WHAT THE EXERCISE ASKS: Reproduce the whole listing, character for character.

Collected data entries:

#####

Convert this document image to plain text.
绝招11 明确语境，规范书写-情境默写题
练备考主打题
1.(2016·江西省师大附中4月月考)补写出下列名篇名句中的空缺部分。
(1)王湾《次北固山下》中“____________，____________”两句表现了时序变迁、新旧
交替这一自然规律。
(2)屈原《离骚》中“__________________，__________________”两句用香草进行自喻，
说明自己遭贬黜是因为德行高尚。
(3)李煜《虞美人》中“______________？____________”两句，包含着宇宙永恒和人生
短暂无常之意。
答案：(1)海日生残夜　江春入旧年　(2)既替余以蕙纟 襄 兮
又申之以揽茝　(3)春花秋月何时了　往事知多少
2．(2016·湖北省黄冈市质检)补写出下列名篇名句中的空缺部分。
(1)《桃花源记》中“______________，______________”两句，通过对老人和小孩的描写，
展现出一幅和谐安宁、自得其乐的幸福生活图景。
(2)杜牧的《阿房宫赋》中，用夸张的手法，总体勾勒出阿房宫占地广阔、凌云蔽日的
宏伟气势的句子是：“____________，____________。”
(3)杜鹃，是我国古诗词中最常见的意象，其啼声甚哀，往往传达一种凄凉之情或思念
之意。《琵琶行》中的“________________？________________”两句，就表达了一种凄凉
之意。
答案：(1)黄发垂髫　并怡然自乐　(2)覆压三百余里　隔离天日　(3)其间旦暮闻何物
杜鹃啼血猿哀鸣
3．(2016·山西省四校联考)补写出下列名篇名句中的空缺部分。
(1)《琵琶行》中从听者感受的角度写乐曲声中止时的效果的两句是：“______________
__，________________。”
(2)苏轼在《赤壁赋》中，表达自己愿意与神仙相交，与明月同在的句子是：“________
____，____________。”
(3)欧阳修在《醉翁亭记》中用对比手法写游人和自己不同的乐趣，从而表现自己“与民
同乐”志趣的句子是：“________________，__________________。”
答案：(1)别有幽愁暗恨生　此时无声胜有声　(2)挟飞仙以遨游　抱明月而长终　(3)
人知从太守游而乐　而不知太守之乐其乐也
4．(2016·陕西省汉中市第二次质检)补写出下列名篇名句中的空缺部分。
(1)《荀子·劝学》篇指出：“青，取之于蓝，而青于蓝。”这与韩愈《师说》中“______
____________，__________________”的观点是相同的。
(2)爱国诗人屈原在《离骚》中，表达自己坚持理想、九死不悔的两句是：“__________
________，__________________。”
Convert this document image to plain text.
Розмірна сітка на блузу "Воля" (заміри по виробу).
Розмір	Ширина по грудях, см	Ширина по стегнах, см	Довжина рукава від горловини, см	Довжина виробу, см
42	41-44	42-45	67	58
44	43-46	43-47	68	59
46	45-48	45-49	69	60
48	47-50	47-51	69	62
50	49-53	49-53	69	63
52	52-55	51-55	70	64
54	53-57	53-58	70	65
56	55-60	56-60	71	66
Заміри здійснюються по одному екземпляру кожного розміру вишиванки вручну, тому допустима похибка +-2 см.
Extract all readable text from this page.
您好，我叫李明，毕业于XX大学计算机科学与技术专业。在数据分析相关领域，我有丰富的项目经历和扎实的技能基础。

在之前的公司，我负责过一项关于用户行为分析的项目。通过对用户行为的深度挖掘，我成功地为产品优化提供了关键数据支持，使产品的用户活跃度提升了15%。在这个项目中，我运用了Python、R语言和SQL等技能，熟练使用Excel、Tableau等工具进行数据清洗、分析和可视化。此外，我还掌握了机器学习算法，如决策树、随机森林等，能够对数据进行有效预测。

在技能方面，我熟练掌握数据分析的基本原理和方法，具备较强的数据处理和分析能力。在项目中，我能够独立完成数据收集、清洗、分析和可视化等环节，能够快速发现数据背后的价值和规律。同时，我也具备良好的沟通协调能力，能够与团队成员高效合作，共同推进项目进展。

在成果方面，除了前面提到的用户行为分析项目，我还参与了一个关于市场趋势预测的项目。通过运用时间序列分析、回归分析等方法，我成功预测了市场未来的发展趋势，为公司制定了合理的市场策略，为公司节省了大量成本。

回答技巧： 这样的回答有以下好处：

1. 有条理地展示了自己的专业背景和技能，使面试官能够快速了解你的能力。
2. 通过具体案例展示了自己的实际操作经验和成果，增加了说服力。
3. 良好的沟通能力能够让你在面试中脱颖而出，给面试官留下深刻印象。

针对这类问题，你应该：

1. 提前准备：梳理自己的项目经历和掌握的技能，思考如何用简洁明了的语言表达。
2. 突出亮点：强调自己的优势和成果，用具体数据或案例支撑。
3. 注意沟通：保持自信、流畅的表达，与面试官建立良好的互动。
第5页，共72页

#####

ANSWER IN FULL:
Convert this document image to plain text.
绝招11 明确语境，规范书写-情境默写题
练备考主打题
1.(2016·江西省师大附中4月月考)补写出下列名篇名句中的空缺部分。
(1)王湾《次北固山下》中“____________，____________”两句表现了时序变迁、新旧
交替这一自然规律。
(2)屈原《离骚》中“__________________，__________________”两句用香草进行自喻，
说明自己遭贬黜是因为德行高尚。
(3)李煜《虞美人》中“______________？____________”两句，包含着宇宙永恒和人生
短暂无常之意。
答案：(1)海日生残夜　江春入旧年　(2)既替余以蕙纟 襄 兮
又申之以揽茝　(3)春花秋月何时了　往事知多少
2．(2016·湖北省黄冈市质检)补写出下列名篇名句中的空缺部分。
(1)《桃花源记》中“______________，______________”两句，通过对老人和小孩的描写，
展现出一幅和谐安宁、自得其乐的幸福生活图景。
(2)杜牧的《阿房宫赋》中，用夸张的手法，总体勾勒出阿房宫占地广阔、凌云蔽日的
宏伟气势的句子是：“____________，____________。”
(3)杜鹃，是我国古诗词中最常见的意象，其啼声甚哀，往往传达一种凄凉之情或思念
之意。《琵琶行》中的“________________？________________”两句，就表达了一种凄凉
之意。
答案：(1)黄发垂髫　并怡然自乐　(2)覆压三百余里　隔离天日　(3)其间旦暮闻何物
杜鹃啼血猿哀鸣
3．(2016·山西省四校联考)补写出下列名篇名句中的空缺部分。
(1)《琵琶行》中从听者感受的角度写乐曲声中止时的效果的两句是：“______________
__，________________。”
(2)苏轼在《赤壁赋》中，表达自己愿意与神仙相交，与明月同在的句子是：“________
____，____________。”
(3)欧阳修在《醉翁亭记》中用对比手法写游人和自己不同的乐趣，从而表现自己“与民
同乐”志趣的句子是：“________________，__________________。”
答案：(1)别有幽愁暗恨生　此时无声胜有声　(2)挟飞仙以遨游　抱明月而长终　(3)
人知从太守游而乐　而不知太守之乐其乐也
4．(2016·陕西省汉中市第二次质检)补写出下列名篇名句中的空缺部分。
(1)《荀子·劝学》篇指出：“青，取之于蓝，而青于蓝。”这与韩愈《师说》中“______
____________，__________________”的观点是相同的。
(2)爱国诗人屈原在《离骚》中，表达自己坚持理想、九死不悔的两句是：“__________
________，__________________。”
Convert this document image to plain text.
Розмірна сітка на блузу "Воля" (заміри по виробу).
Розмір	Ширина по грудях, см	Ширина по стегнах, см	Довжина рукава від горловини, см	Довжина виробу, см
42	41-44	42-45	67	58
44	43-46	43-47	68	59
46	45-48	45-49	69	60
48	47-50	47-51	69	62
50	49-53	49-53	69	63
52	52-55	51-55	70	64
54	53-57	53-58	70	65
56	55-60	56-60	71	66
Заміри здійснюються по одному екземпляру кожного розміру вишиванки вручну, тому допустима похибка +-2 см.
Extract all readable text from this page.
您好，我叫李明，毕业于XX大学计算机科学与技术专业。在数据分析相关领域，我有丰富的项目经历和扎实的技能基础。

在之前的公司，我负责过一项关于用户行为分析的项目。通过对用户行为的深度挖掘，我成功地为产品优化提供了关键数据支持，使产品的用户活跃度提升了15%。在这个项目中，我运用了Python、R语言和SQL等技能，熟练使用Excel、Tableau等工具进行数据清洗、分析和可视化。此外，我还掌握了机器学习算法，如决策树、随机森林等，能够对数据进行有效预测。

在技能方面，我熟练掌握数据分析的基本原理和方法，具备较强的数据处理和分析能力。在项目中，我能够独立完成数据收集、清洗、分析和可视化等环节，能够快速发现数据背后的价值和规律。同时，我也具备良好的沟通协调能力，能够与团队成员高效合作，共同推进项目进展。

在成果方面，除了前面提到的用户行为分析项目，我还参与了一个关于市场趋势预测的项目。通过运用时间序列分析、回归分析等方法，我成功预测了市场未来的发展趋势，为公司制定了合理的市场策略，为公司节省了大量成本。

回答技巧： 这样的回答有以下好处：

1. 有条理地展示了自己的专业背景和技能，使面试官能够快速了解你的能力。
2. 通过具体案例展示了自己的实际操作经验和成果，增加了说服力。
3. 良好的沟通能力能够让你在面试中脱颖而出，给面试官留下深刻印象。

针对这类问题，你应该：

1. 提前准备：梳理自己的项目经历和掌握的技能，思考如何用简洁明了的语言表达。
2. 突出亮点：强调自己的优势和成果，用具体数据或案例支撑。
3. 注意沟通：保持自信、流畅的表达，与面试官建立良好的互动。
第5页，共72页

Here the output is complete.